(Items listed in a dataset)

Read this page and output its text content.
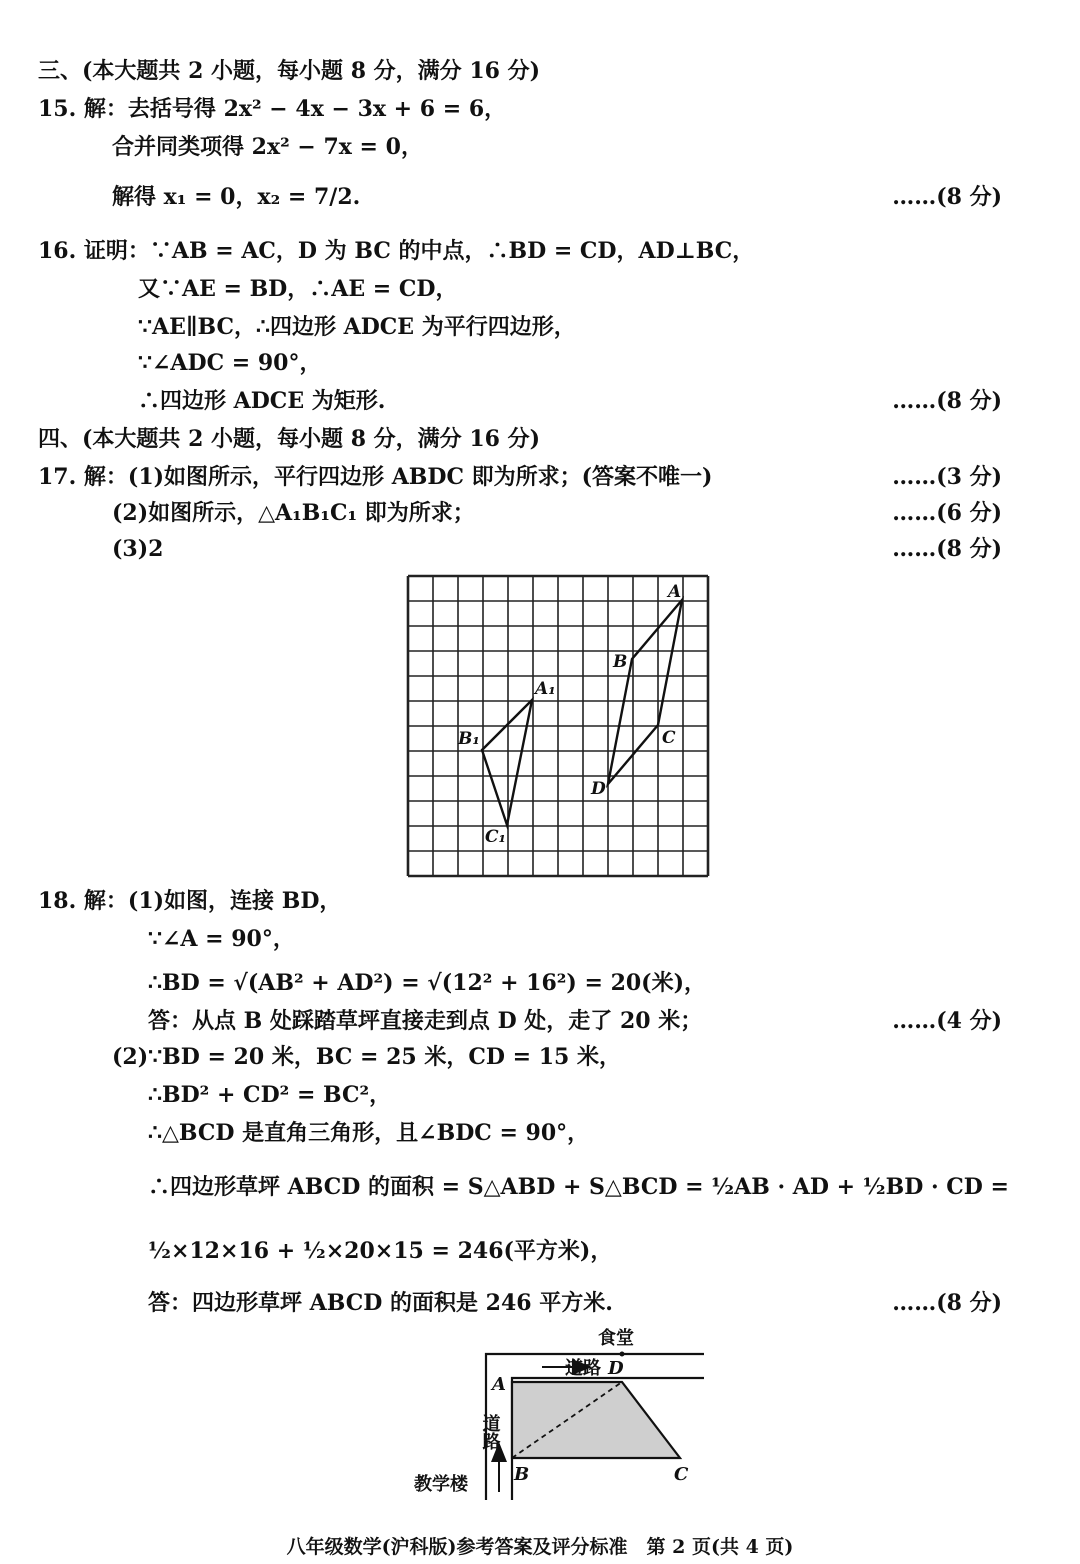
三、(本大题共 2 小题，每小题 8 分，满分 16 分)
15. 解：去括号得 2x² − 4x − 3x + 6 = 6，
合并同类项得 2x² − 7x = 0，
解得 x₁ = 0，x₂ = 7/2.	……(8 分)
16. 证明：∵AB = AC，D 为 BC 的中点，∴BD = CD，AD⊥BC，
又∵AE = BD，∴AE = CD，
∵AE∥BC，∴四边形 ADCE 为平行四边形，
∵∠ADC = 90°，
∴四边形 ADCE 为矩形.	……(8 分)
四、(本大题共 2 小题，每小题 8 分，满分 16 分)
17. 解：(1)如图所示，平行四边形 ABDC 即为所求；(答案不唯一)	……(3 分)
(2)如图所示，△A₁B₁C₁ 即为所求；	……(6 分)
(3)2	……(8 分)
A
B
C
D
A₁
B₁
C₁
18. 解：(1)如图，连接 BD，
∵∠A = 90°，
∴BD = √(AB² + AD²) = √(12² + 16²) = 20(米)，
答：从点 B 处踩踏草坪直接走到点 D 处，走了 20 米；	……(4 分)
(2)∵BD = 20 米，BC = 25 米，CD = 15 米，
∴BD² + CD² = BC²，
∴△BCD 是直角三角形，且∠BDC = 90°，
∴四边形草坪 ABCD 的面积 = S△ABD + S△BCD = ½AB · AD + ½BD · CD =
½×12×16 + ½×20×15 = 246(平方米)，
答：四边形草坪 ABCD 的面积是 246 平方米.	……(8 分)
食堂
道路
教学楼
道路
A
D
B	C
八年级数学(沪科版)参考答案及评分标准　第 2 页(共 4 页)
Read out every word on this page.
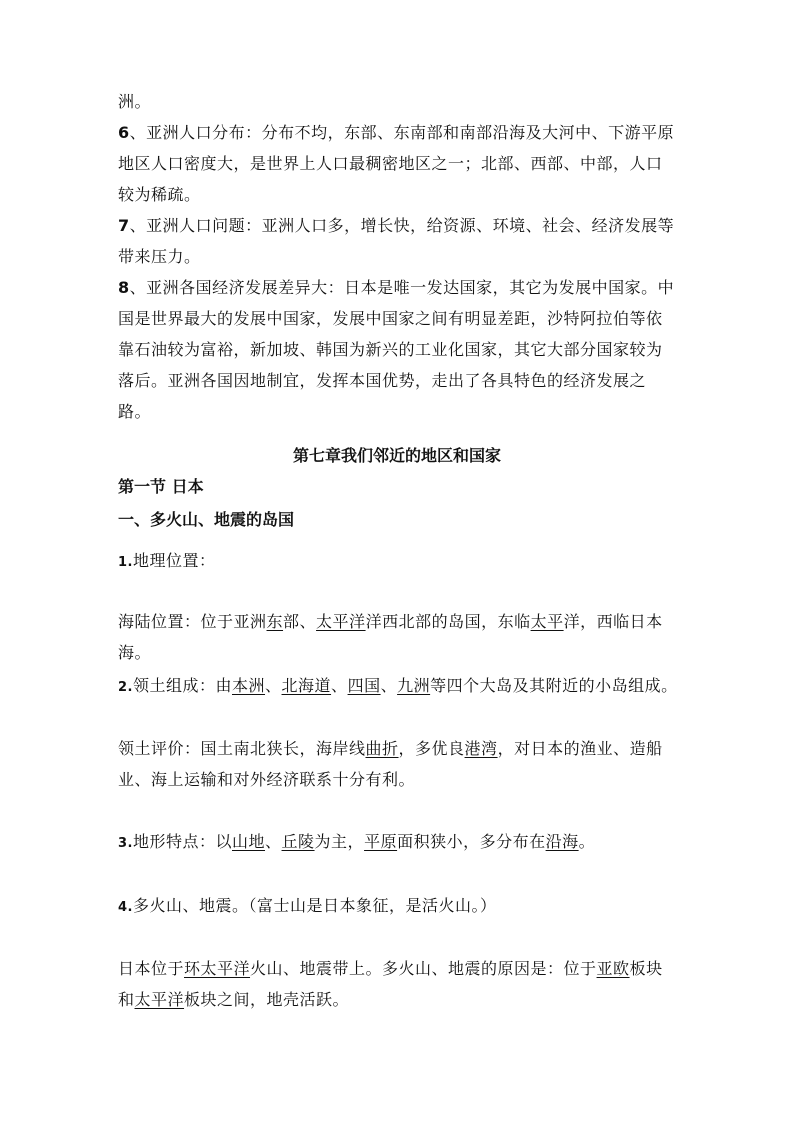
洲。

6、亚洲人口分布：分布不均，东部、东南部和南部沿海及大河中、下游平原地区人口密度大，是世界上人口最稠密地区之一；北部、西部、中部，人口较为稀疏。

7、亚洲人口问题：亚洲人口多，增长快，给资源、环境、社会、经济发展等带来压力。

8、亚洲各国经济发展差异大：日本是唯一发达国家，其它为发展中国家。中国是世界最大的发展中国家，发展中国家之间有明显差距，沙特阿拉伯等依靠石油较为富裕，新加坡、韩国为新兴的工业化国家，其它大部分国家较为落后。亚洲各国因地制宜，发挥本国优势，走出了各具特色的经济发展之路。

第七章我们邻近的地区和国家
第一节 日本
一、多火山、地震的岛国

1.地理位置：

海陆位置：位于亚洲东部、太平洋洋西北部的岛国，东临太平洋，西临日本海。

2.领土组成：由本洲、北海道、四国、九洲等四个大岛及其附近的小岛组成。

领土评价：国土南北狭长，海岸线曲折，多优良港湾，对日本的渔业、造船业、海上运输和对外经济联系十分有利。

3.地形特点：以山地、丘陵为主，平原面积狭小，多分布在沿海。

4.多火山、地震。（富士山是日本象征，是活火山。）

日本位于环太平洋火山、地震带上。多火山、地震的原因是：位于亚欧板块和太平洋板块之间，地壳活跃。
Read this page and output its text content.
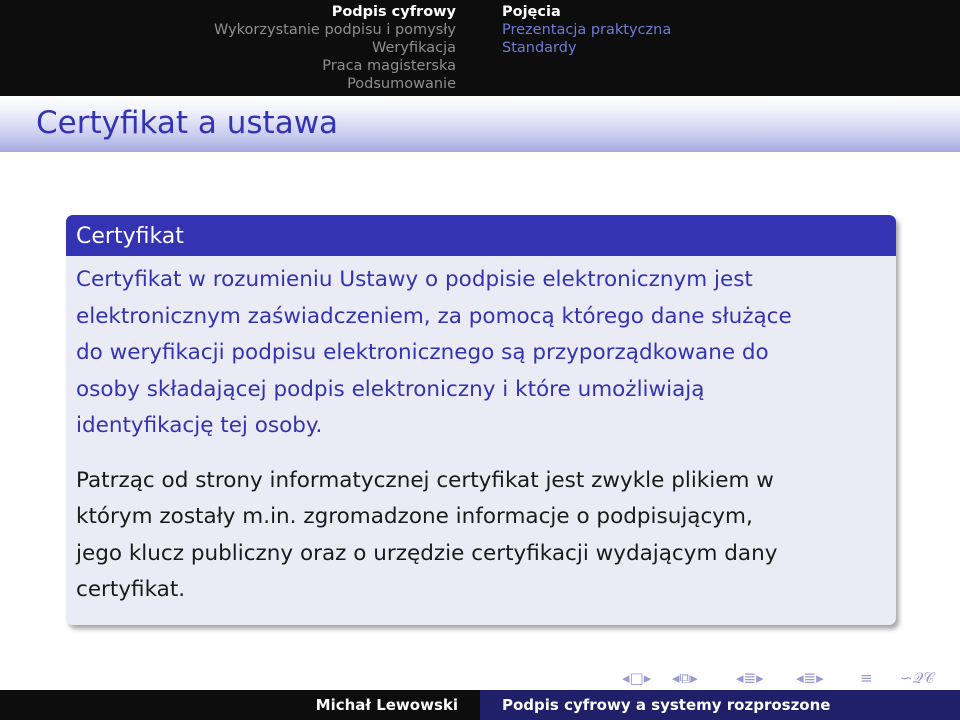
Podpis cyfrowy
Wykorzystanie podpisu i pomysły
Weryfikacja
Praca magisterska
Podsumowanie
Pojęcia
Prezentacja praktyczna
Standardy
Certyfikat a ustawa
Certyfikat

Certyfikat w rozumieniu Ustawy o podpisie elektronicznym jest

elektronicznym zaświadczeniem, za pomocą którego dane służące

do weryfikacji podpisu elektronicznego są przyporządkowane do

osoby składającej podpis elektroniczny i które umożliwiają

identyfikację tej osoby.

Patrząc od strony informatycznej certyfikat jest zwykle plikiem w

którym zostały m.in. zgromadzone informacje o podpisującym,

jego klucz publiczny oraz o urzędzie certyfikacji wydającym dany

certyfikat.

◂□▸ ◂⧉▸	◂≣▸ ◂≣▸ ≡ ∽𝒬𝒞
Michał Lewowski	Podpis cyfrowy a systemy rozproszone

§ Prompt: From the entries above, collect every line with the string "本大题共" in it.

§ Exercise answer:
三、(本大题共 2 小题，每小题 8 分，满分 16 分)
四、(本大题共 2 小题，每小题 8 分，满分 16 分)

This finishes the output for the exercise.